◆ WHAT TO DO:
Wherever the string "name" appears, copy the whole line.

>> START

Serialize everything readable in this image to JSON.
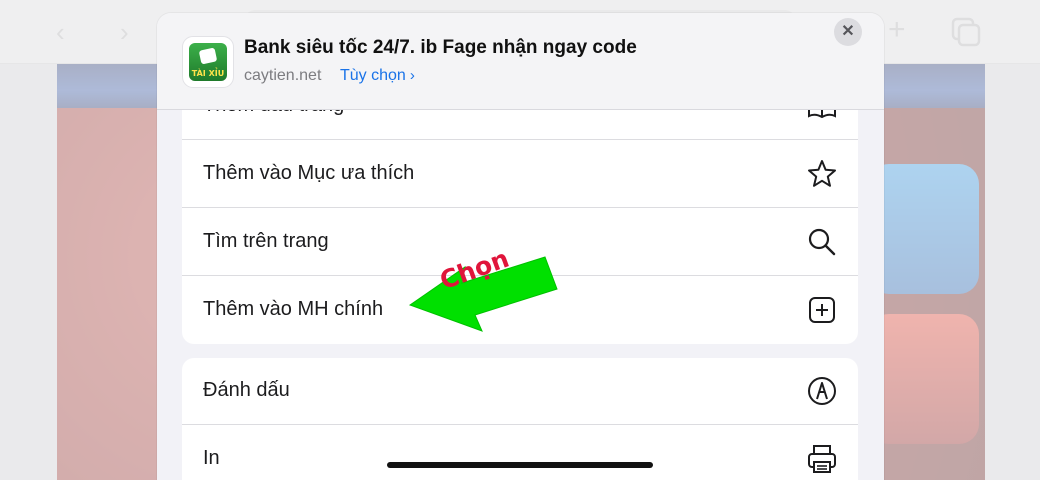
{
  "sheet": {
    "title": "Bank siêu tốc 24/7. ib Fage nhận ngay code",
    "domain": "caytien.net",
    "options_label": "Tùy chọn",
    "app_icon_text": "TÀI XỈU"
  },
  "group1": {
    "rows": [
      {
        "label": "Thêm dấu trang",
        "icon": "book-icon"
      },
      {
        "label": "Thêm vào Mục ưa thích",
        "icon": "star-icon"
      },
      {
        "label": "Tìm trên trang",
        "icon": "search-icon"
      },
      {
        "label": "Thêm vào MH chính",
        "icon": "plus-square-icon"
      }
    ]
  },
  "group2": {
    "rows": [
      {
        "label": "Đánh dấu",
        "icon": "markup-icon"
      },
      {
        "label": "In",
        "icon": "printer-icon"
      }
    ]
  },
  "annotation": {
    "text": "Chọn",
    "color": "#00e000",
    "text_color": "#e0153b"
  }
}
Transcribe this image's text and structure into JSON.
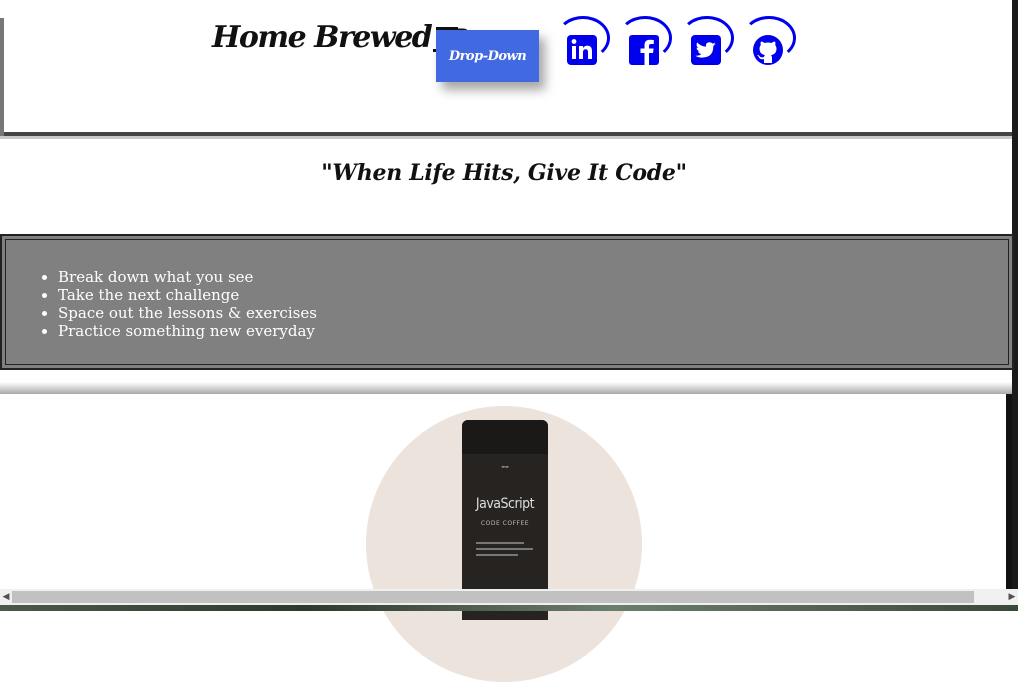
{
  "header": {
    "brand_text": "Home Brewed",
    "dropdown_label": "Drop-Down",
    "social_links": [
      {
        "name": "linkedin",
        "icon": "linkedin-icon"
      },
      {
        "name": "facebook",
        "icon": "facebook-icon"
      },
      {
        "name": "twitter",
        "icon": "twitter-icon"
      },
      {
        "name": "github",
        "icon": "github-icon"
      }
    ]
  },
  "tagline": "\"When Life Hits, Give It Code\"",
  "tips": [
    "Break down what you see",
    "Take the next challenge",
    "Space out the lessons & exercises",
    "Practice something new everyday"
  ],
  "product": {
    "bag_title": "JavaScript",
    "bag_subtitle": "CODE COFFEE"
  },
  "colors": {
    "accent_button": "#4169e1",
    "social_link": "#0000ee",
    "list_background": "#808080"
  }
}
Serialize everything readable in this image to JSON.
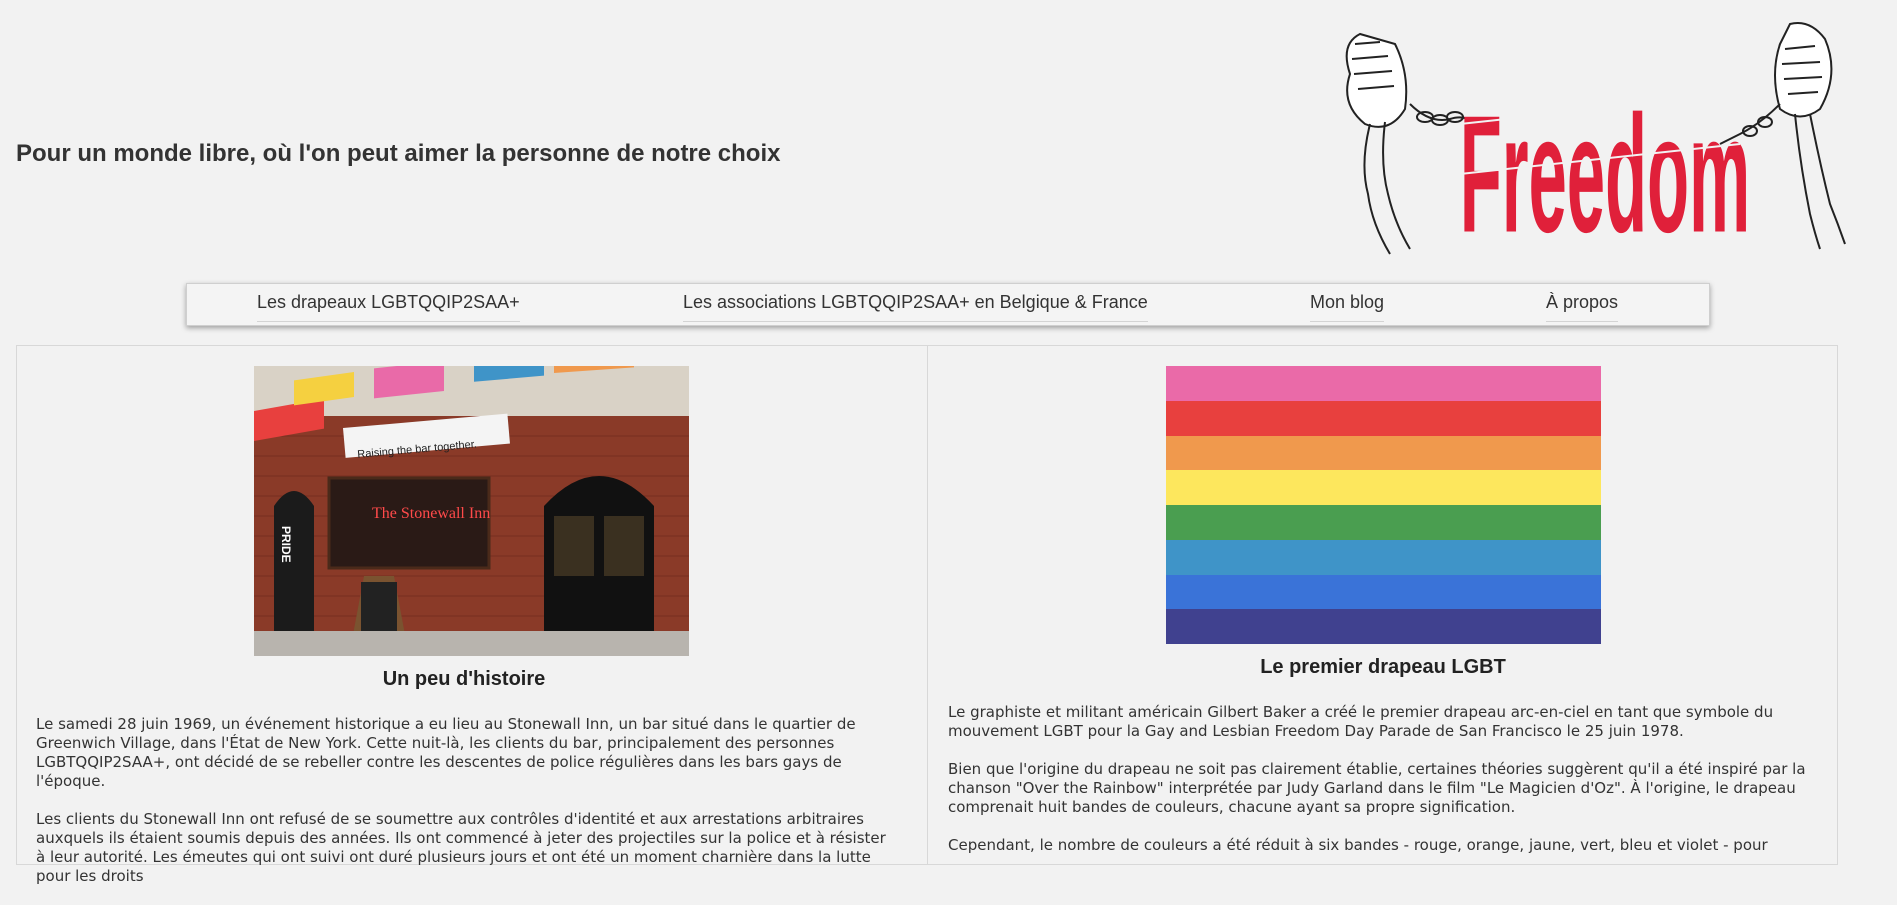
{
  "header": {
    "tagline": "Pour un monde libre, où l'on peut aimer la personne de notre choix",
    "logo_text": "Freedom",
    "logo_icon": "broken-chain-fist-icon"
  },
  "nav": {
    "items": [
      {
        "label": "Les drapeaux LGBTQQIP2SAA+"
      },
      {
        "label": "Les associations LGBTQQIP2SAA+ en Belgique & France"
      },
      {
        "label": "Mon blog"
      },
      {
        "label": "À propos"
      }
    ]
  },
  "left": {
    "photo_sign_1": "Raising the bar together.",
    "photo_sign_2": "The Stonewall Inn",
    "photo_sign_3": "PRIDE",
    "title": "Un peu d'histoire",
    "paragraphs": [
      "Le samedi 28 juin 1969, un événement historique a eu lieu au Stonewall Inn, un bar situé dans le quartier de Greenwich Village, dans l'État de New York. Cette nuit-là, les clients du bar, principalement des personnes LGBTQQIP2SAA+, ont décidé de se rebeller contre les descentes de police régulières dans les bars gays de l'époque.",
      "Les clients du Stonewall Inn ont refusé de se soumettre aux contrôles d'identité et aux arrestations arbitraires auxquels ils étaient soumis depuis des années. Ils ont commencé à jeter des projectiles sur la police et à résister à leur autorité. Les émeutes qui ont suivi ont duré plusieurs jours et ont été un moment charnière dans la lutte pour les droits"
    ]
  },
  "right": {
    "flag_colors": [
      "#ea6aa8",
      "#e8403e",
      "#f0994d",
      "#fde75d",
      "#4a9e50",
      "#3f94c8",
      "#3a73d8",
      "#40418f"
    ],
    "title": "Le premier drapeau LGBT",
    "paragraphs": [
      "Le graphiste et militant américain Gilbert Baker a créé le premier drapeau arc-en-ciel en tant que symbole du mouvement LGBT pour la Gay and Lesbian Freedom Day Parade de San Francisco le 25 juin 1978.",
      "Bien que l'origine du drapeau ne soit pas clairement établie, certaines théories suggèrent qu'il a été inspiré par la chanson \"Over the Rainbow\" interprétée par Judy Garland dans le film \"Le Magicien d'Oz\". À l'origine, le drapeau comprenait huit bandes de couleurs, chacune ayant sa propre signification.",
      "Cependant, le nombre de couleurs a été réduit à six bandes - rouge, orange, jaune, vert, bleu et violet - pour"
    ]
  },
  "colors": {
    "logo_red": "#e0203a",
    "background": "#f2f2f2"
  }
}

>> END

◆ TASK RESPONSE:
        "name": "linkedin",
        "name": "facebook",
        "name": "twitter",
        "name": "github",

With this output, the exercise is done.